BEGIN Exercise material

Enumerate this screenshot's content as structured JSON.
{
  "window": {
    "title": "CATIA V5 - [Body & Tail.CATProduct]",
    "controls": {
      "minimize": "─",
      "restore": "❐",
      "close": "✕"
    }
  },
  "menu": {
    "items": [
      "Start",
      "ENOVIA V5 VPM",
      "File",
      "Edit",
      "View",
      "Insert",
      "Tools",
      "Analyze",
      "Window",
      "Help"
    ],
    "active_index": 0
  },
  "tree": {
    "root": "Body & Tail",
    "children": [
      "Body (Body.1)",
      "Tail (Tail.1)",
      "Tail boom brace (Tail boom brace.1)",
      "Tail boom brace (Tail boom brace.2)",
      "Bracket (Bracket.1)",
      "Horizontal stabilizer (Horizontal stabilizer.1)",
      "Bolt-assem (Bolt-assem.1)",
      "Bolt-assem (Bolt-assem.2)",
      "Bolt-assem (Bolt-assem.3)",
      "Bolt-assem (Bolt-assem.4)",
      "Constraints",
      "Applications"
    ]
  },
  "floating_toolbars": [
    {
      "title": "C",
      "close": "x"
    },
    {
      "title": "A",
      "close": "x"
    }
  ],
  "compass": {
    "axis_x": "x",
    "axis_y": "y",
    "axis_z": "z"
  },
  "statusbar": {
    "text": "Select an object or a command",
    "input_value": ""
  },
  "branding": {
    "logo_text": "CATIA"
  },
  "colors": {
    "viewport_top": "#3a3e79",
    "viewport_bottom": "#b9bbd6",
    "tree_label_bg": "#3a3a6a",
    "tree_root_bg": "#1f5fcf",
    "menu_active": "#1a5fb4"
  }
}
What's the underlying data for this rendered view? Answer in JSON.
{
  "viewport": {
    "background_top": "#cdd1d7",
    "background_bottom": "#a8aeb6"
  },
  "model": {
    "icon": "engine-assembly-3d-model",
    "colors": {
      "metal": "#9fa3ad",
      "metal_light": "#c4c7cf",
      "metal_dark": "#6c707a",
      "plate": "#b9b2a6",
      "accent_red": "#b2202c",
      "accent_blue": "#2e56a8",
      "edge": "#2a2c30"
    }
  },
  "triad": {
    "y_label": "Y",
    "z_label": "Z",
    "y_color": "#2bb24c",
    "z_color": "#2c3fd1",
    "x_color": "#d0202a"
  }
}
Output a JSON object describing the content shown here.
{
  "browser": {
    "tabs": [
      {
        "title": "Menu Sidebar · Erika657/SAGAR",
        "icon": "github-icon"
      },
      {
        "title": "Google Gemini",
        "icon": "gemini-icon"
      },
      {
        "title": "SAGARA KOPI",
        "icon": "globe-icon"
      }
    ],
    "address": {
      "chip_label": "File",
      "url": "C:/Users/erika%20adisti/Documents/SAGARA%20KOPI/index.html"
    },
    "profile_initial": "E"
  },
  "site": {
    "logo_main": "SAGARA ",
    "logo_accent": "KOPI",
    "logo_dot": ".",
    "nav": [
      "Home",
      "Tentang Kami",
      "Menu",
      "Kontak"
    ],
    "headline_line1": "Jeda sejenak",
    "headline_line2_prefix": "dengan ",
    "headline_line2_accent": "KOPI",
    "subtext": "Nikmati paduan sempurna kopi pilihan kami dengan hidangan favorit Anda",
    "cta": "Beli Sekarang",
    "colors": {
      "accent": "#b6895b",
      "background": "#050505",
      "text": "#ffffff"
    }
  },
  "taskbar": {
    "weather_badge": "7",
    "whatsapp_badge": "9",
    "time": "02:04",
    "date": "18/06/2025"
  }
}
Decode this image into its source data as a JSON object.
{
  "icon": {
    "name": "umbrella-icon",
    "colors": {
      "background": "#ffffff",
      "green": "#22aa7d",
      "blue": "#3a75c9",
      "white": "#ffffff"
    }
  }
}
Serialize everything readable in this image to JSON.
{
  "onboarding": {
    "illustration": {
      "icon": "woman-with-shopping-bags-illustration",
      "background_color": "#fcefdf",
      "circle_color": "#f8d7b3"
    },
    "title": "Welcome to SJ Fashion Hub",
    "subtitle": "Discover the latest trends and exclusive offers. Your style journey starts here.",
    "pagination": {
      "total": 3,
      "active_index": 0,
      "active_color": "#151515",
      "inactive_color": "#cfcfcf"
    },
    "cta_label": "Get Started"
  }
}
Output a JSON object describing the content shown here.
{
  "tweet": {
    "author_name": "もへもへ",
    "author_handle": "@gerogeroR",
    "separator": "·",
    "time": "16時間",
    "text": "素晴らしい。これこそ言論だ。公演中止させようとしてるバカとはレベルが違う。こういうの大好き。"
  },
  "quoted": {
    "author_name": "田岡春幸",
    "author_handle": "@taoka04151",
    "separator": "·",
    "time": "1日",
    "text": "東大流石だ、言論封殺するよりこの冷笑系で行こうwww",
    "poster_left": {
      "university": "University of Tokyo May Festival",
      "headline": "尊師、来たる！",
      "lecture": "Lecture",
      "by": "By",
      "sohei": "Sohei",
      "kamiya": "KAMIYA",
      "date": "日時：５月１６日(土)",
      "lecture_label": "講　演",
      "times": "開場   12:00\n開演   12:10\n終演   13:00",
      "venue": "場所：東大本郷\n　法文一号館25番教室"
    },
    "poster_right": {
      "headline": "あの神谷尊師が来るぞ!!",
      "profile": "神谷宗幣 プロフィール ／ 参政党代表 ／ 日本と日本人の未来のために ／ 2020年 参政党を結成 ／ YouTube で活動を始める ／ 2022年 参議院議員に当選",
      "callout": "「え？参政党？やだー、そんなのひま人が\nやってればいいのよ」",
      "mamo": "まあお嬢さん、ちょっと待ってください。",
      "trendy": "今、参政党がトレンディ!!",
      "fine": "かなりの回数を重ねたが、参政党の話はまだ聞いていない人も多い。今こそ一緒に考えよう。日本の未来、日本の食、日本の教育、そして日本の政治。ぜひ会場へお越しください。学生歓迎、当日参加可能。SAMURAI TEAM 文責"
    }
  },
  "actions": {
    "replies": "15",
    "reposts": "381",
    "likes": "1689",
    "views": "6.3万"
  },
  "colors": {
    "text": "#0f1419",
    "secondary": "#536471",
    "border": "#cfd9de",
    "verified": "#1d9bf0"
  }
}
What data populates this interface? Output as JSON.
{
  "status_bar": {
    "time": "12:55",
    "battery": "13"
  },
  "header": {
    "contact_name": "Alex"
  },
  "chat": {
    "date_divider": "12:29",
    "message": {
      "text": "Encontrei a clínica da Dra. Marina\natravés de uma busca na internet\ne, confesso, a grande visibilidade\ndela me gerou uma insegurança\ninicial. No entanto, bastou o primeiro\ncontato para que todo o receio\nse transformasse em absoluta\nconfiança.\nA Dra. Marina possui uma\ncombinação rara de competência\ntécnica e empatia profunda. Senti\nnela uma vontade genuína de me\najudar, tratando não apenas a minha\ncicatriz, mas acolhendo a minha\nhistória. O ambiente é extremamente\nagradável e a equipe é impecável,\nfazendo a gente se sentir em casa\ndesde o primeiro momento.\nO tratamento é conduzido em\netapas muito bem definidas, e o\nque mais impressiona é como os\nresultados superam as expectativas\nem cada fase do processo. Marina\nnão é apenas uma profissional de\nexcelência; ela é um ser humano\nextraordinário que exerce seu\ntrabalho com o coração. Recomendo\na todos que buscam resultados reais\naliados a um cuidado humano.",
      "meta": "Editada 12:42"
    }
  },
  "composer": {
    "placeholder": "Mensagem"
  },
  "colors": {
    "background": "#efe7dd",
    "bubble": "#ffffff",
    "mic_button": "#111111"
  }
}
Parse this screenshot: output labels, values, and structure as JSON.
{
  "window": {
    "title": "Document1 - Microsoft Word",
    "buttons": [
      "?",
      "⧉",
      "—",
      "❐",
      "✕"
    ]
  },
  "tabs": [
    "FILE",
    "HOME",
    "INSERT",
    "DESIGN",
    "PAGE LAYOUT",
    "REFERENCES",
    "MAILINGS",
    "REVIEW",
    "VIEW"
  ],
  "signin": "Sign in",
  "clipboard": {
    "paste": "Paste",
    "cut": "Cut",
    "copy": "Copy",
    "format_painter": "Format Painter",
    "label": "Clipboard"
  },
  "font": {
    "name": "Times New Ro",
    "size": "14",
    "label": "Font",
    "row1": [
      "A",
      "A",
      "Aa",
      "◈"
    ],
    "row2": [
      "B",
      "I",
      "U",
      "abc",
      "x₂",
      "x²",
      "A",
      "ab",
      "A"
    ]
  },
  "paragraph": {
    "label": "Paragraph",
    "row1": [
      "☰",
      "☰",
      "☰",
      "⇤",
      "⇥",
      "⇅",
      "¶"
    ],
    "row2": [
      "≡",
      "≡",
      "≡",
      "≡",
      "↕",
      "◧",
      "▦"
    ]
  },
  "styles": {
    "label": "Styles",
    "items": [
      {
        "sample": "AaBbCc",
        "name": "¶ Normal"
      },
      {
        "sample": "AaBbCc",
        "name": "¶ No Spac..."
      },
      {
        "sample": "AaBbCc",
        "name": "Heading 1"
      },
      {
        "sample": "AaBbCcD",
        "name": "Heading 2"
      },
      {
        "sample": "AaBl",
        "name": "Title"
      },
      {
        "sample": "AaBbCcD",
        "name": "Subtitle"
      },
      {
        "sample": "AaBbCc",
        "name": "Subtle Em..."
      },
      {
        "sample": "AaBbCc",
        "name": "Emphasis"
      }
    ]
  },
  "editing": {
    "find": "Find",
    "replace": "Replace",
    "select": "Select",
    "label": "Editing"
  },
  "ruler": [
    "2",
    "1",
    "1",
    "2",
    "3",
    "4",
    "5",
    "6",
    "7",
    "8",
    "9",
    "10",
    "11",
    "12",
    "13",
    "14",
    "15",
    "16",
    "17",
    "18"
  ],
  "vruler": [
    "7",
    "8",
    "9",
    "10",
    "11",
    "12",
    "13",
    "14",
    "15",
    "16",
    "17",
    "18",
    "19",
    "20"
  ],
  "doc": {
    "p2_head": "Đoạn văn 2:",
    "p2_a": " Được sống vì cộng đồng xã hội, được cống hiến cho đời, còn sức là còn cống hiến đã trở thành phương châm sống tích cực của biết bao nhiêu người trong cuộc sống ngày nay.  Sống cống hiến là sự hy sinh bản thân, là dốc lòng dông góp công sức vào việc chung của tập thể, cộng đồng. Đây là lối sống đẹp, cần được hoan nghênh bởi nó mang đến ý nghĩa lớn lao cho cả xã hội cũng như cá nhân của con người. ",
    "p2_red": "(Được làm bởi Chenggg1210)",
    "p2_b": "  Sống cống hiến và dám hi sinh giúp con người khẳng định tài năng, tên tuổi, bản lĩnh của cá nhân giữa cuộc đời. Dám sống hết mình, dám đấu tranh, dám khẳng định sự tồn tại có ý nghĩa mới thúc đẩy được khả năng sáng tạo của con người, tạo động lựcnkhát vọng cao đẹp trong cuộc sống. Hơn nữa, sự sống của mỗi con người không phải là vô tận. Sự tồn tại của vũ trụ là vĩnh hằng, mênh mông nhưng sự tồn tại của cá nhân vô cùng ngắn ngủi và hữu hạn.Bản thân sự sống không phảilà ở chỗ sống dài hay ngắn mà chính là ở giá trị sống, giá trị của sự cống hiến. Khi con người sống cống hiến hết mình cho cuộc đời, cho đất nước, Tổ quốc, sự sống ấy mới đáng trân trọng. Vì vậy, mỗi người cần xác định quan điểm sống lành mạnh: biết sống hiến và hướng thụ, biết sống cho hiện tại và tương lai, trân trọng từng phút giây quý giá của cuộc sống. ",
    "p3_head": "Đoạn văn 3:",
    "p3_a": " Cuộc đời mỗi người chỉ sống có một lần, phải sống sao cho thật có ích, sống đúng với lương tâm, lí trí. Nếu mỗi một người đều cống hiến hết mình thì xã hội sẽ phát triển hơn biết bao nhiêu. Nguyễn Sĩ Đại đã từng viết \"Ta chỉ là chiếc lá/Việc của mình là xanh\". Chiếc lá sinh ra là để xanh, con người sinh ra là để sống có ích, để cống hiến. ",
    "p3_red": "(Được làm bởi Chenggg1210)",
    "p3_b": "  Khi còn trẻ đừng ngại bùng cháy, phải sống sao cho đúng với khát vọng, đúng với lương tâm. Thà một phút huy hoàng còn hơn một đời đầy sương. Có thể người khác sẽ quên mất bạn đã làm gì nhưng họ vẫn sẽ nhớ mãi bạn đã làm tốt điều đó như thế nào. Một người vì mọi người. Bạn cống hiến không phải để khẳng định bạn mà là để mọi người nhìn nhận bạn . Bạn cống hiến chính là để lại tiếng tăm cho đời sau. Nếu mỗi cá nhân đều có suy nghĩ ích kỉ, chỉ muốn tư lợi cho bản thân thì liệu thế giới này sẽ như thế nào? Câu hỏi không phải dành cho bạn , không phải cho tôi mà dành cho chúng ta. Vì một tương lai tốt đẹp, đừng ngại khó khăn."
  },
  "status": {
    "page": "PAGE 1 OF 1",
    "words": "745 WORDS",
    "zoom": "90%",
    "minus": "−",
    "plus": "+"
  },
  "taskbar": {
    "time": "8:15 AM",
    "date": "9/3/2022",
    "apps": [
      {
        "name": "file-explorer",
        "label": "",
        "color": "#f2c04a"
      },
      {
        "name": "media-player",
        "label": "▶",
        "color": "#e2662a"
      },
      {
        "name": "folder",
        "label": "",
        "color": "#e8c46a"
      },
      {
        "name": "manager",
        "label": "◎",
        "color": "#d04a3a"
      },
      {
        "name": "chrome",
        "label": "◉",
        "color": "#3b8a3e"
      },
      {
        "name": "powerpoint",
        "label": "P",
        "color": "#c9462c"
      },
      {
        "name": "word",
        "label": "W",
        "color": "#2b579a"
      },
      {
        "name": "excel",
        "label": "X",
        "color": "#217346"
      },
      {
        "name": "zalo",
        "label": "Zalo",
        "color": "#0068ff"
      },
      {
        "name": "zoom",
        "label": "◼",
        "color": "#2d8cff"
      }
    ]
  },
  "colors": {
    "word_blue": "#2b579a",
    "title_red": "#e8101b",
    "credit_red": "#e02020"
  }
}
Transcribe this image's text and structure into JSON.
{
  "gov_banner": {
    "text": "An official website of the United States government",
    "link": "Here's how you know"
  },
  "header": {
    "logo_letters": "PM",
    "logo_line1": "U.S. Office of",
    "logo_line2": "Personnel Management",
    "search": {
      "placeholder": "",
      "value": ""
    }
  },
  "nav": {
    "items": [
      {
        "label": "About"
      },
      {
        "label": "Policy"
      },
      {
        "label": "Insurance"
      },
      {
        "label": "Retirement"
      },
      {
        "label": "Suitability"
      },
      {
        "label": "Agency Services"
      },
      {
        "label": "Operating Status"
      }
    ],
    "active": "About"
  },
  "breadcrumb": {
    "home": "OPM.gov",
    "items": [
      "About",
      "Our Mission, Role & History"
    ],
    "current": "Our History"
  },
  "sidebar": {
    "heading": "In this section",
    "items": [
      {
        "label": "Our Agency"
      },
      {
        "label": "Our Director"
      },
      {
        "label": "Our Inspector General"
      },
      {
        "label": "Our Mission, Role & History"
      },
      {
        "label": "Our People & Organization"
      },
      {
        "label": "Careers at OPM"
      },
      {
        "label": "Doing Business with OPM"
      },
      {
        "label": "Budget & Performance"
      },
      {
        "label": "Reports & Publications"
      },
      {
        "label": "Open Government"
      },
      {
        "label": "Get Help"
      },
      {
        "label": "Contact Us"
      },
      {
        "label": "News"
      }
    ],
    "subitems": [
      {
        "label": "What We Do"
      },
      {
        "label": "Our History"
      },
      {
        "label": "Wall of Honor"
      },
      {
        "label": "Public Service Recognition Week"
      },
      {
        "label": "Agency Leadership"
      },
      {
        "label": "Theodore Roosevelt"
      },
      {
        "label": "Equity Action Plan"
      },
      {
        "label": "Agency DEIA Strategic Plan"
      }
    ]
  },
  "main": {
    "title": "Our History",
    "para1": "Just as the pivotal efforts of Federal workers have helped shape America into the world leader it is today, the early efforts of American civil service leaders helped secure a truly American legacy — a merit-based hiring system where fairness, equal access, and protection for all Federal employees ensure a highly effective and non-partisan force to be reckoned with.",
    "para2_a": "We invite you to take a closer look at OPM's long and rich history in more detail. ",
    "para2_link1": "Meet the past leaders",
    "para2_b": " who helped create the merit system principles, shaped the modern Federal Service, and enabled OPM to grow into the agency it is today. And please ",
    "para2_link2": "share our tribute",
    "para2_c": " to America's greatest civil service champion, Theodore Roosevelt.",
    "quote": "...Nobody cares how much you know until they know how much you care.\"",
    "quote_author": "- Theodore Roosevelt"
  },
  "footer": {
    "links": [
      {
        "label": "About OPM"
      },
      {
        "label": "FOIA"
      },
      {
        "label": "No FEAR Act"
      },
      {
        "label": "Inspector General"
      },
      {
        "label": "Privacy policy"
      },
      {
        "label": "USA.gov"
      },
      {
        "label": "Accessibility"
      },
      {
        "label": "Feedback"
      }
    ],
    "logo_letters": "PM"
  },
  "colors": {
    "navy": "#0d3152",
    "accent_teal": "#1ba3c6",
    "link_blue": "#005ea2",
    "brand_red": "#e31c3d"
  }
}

END Exercise material

▶ [Your instructions] Show all lines from the listing above in which "Inspector" appears.

▶ [Completed exercise]
        "label": "Our Inspector General"
        "label": "Inspector General"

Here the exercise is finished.